▶ [Teks Bacaan]
════════

Monday, April 7, 2008

Diskursus Sekolah

Menggagas Redefinisi Sekolah
(Menyelami Kritik Neil Postman)
Oleh Isidorus Lilijawa


Banyak kebodohan tidak selalu dibawa sejak lahir tetapi seringkali diciptakan orang setelah dilahirkan ke dunia. Kebodohan yang sama kerap dilestarikan setelah orang menjadi dewasa dan hidup di tengah masyarakatnya. Untuk itu, mengupayakan kecerdasan merupakan kondisi mutlak demi humanisasi. Seorang pakar pendidikan, M. J. Lengeveld menilai bahwa pada prinsipnya manusia adalah makhluk yang dapat dididik (animal educabile), makhluk yang harus dididik (animal educandum), makhluk yang dapat dan harus dididik dan sekaligus mendidik (homo educandus). Boleh jadi, untuk mengeliminir kebodohan yang ada dan menciptakan kecerdasan yang harus ada, sekolah mesti berbenah. Karena itu, kita perlu menggagas redefinisi sekolah-sekolah kita.

Pendidikan yang Membelenggu
Hampir selama 30 tahun siswa SD sampai SMU tidak mengalami pendidikan yang sungguh membebaskan, tetapi justru pemaksaan dan pemasungan kebebasan berpikir para siswa. Hal ini terutama karena pendidikan di Indonesia telah lama digunakan sebagai alat politik penguasa untuk tetap melanggengkan kekuasannya dengan dalih kesatuan dan nasionalisme (Suparno, 2001:150).
Sekolah dijadikan sebagai tempat penyeragaman kultur non-multinilai. Demi kebersamaan dan keharmonisan dalam sekolah, para siswa tidak diberi kesempatan untuk mengemukakan gagasan-gagasan yang berbeda. Mereka tidak dibiasakan untuk berdebat dan mempersoalkan keberbedaan mereka. Yang ditampilkan adalah keseragaman, kesamaan demi kesatuan yang keliru. Perbedaan pendapat, terlebih perbedaan nilai yang dibawa dari masyarakat, tidak pernah didiskusikan di sekolah, bahkan dianggap tabu.

════════

▶ [Daftar Tugas]
1. Tuliskan ulang bagian teks tentang redefinisi sekolah yang dimulai dengan "Pendidikan yang Membelenggu" dan berlanjut hingga "nasionalisme (Suparno, 2001:150).".
2. Tentukan apakah pernyataan (a), (b), dan (c) sesuai dengan teks tentang redefinisi sekolah, lalu jawab ya atau tidak disertai kutipan kata-kata penentunya dari teks. (a) M. J. Lengeveld menilai manusia sebagai makhluk yang dapat dididik. (b) Selama hampir 30 tahun siswa SD sampai SMU mengalami pendidikan yang sungguh membebaskan. (c) Perbedaan pendapat kerap didiskusikan secara terbuka di sekolah.
3. Teruskan penulisan teks tentang redefinisi sekolah, dimulai setelah kalimat terakhirnya.
Butir-butir di bawah ini diambil dari sumber yang berbeda dari teks tentang redefinisi sekolah.

════════

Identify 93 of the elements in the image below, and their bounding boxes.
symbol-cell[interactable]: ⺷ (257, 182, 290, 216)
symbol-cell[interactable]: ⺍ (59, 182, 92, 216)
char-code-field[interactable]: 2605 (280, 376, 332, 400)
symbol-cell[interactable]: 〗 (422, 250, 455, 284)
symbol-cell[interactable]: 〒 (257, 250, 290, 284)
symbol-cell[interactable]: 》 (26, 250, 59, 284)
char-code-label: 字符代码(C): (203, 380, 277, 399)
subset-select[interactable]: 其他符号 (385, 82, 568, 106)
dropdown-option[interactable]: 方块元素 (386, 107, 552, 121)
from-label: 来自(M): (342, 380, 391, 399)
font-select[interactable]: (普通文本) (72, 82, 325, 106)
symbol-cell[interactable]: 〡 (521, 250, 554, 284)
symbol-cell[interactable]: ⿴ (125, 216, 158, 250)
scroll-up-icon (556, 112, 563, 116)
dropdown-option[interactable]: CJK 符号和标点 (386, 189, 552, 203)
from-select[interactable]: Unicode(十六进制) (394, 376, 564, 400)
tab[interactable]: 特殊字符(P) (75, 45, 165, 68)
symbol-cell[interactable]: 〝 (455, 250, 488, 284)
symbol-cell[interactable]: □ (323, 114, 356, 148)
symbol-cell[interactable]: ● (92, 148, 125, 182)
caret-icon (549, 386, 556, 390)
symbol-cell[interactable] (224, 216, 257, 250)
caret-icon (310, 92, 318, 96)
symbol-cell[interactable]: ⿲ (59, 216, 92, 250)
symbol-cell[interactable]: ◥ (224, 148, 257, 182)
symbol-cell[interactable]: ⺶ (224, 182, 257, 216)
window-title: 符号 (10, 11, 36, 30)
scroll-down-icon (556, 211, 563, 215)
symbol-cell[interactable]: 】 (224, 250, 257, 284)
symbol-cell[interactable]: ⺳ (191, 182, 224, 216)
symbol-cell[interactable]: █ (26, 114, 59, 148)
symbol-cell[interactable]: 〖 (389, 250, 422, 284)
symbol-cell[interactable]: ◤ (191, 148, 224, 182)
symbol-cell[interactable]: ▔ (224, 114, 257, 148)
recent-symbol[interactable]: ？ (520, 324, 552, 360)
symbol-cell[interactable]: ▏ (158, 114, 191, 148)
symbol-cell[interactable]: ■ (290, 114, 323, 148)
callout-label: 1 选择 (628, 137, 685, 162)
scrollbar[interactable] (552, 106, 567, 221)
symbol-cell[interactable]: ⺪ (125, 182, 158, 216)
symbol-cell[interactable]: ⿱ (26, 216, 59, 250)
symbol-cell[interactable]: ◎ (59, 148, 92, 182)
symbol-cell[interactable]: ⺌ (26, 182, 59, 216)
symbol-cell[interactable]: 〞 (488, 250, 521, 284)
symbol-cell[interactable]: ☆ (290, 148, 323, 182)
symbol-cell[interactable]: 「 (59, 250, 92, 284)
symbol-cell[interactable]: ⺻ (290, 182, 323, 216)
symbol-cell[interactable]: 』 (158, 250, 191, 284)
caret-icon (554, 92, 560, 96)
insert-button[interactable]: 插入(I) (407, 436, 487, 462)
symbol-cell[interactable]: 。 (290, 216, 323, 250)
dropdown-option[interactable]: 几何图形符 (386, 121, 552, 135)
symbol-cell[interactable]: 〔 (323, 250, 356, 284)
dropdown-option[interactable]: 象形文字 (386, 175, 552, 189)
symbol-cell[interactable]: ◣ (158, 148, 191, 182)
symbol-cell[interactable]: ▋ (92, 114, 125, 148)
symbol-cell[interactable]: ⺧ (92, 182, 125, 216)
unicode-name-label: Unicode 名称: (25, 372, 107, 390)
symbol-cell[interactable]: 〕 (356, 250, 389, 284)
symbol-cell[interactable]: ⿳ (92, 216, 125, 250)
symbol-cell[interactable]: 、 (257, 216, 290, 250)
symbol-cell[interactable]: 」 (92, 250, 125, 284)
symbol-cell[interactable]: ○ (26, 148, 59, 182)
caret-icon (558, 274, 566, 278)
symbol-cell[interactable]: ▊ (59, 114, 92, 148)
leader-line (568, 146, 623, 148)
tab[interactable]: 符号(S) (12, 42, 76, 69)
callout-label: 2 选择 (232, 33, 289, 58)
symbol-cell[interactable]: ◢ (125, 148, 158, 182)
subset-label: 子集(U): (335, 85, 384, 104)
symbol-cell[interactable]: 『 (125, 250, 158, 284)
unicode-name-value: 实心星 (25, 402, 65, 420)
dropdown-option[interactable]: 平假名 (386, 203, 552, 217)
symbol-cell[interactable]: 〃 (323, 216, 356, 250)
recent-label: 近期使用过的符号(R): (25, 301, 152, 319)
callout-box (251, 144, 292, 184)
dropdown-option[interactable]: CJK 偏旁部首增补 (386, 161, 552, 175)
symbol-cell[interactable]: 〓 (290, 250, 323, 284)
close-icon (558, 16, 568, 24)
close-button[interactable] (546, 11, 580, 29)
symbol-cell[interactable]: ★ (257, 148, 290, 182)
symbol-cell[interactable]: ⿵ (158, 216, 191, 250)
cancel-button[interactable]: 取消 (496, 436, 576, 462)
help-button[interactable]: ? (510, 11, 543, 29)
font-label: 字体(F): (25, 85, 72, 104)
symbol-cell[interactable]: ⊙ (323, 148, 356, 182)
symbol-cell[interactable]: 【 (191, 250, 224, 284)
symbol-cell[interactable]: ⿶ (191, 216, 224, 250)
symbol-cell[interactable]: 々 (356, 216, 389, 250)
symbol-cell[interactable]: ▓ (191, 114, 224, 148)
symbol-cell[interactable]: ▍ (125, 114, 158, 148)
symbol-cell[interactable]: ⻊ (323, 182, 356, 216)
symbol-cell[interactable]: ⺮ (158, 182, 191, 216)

════════

▶ [Hasil Pengerjaan]
1.
Pendidikan yang Membelenggu
Hampir selama 30 tahun siswa SD sampai SMU tidak mengalami pendidikan yang sungguh membebaskan, tetapi justru pemaksaan dan pemasungan kebebasan berpikir para siswa. Hal ini terutama karena pendidikan di Indonesia telah lama digunakan sebagai alat politik penguasa untuk tetap melanggengkan kekuasannya dengan dalih kesatuan dan nasionalisme (Suparno, 2001:150).

2.
(a) Ya: "pada prinsipnya manusia adalah makhluk yang dapat dididik (animal educabile)".
(b) Tidak: "Hampir selama 30 tahun siswa SD sampai SMU tidak mengalami pendidikan yang sungguh membebaskan".
(c) Tidak: "Perbedaan pendapat, terlebih perbedaan nilai yang dibawa dari masyarakat, tidak pernah didiskusikan di sekolah, bahkan dianggap tabu."

3.
Cukup lama praktik pembelajaran di sekolah menganut sistem feodal, yang mana guru adalah penguasa tunggal yang otoriter terhadap siswa. Guru dianggap tahu, siswa tidak tahu; guru mengajar, siswa diajar; guru berbicara, siswa mendengar; guru berpikir, siswa dipikirkan; guru aktif, siswa pasif. Ketika guru ’harus’ mengikuti kurikulum dari atas, kebebasannya untuk berpikir dan berkreativitas dibatasi. Hal yang sama juga dilakukannya terhadap para siswa. Guru memperlakukan dirinya seakan-akan sebagai acuan pengetahuan yang utama. Sejak duduk di bangku sekolah, para siswa diajari bukan untuk menjadi dirinya lagi. Bila seluruh kelas diam, guru merasa senang karena siswa penurut dan ’sudah paham’, padahal mereka (para siswa) selain takut berargumen, juga cemas mempertanyakan sesuatu yang berbeda dari yang guru ajarkan.

Kritik Postman
Kecemasan akan masa depan pendidikan sudah berkali-kali dinyatakan oleh para pemikir pendidikan. Sinisme, satire, dan kredo yang berjuang menyingkap selubung praktik-praktik kotor pendidikan muncul tanpa henti: deschooling society (masyarakat bebas dari sekolah) dari Ivan Illich, the end of school menurut Everett Reimer, pedagogy of the oppressed dalam pandangan Paulo Freire dan the end of education menurut Neil Postman.
Neil Postman sebagai seorang pedagog dalam bukunya The End of Education (Kematian Pendidikan) menyatakan bahwa pendidikan di sekolah bisa jadi sangat konservatif, terutama ketika sekolah lebih banyak berperan sebagai tembok pembatas daripada ruang yang lapang untuk pergerakan pikiran. Proses pendidikan di sekolah tampak sebagai sosok yang tidak mengenal belas kasihan. Pendidikan, demikian Postman, juga lebih banyak mengajarkan ketidakberdayaan (Postman, 2001: viii). Sekolah, menurutnya, telah kehilangan maknanya sebagai wahana pendewasaan bagi seluruh penghuni di dalamnya dan otoritas-otoritas yang bersinggungan dengan keberadaannya.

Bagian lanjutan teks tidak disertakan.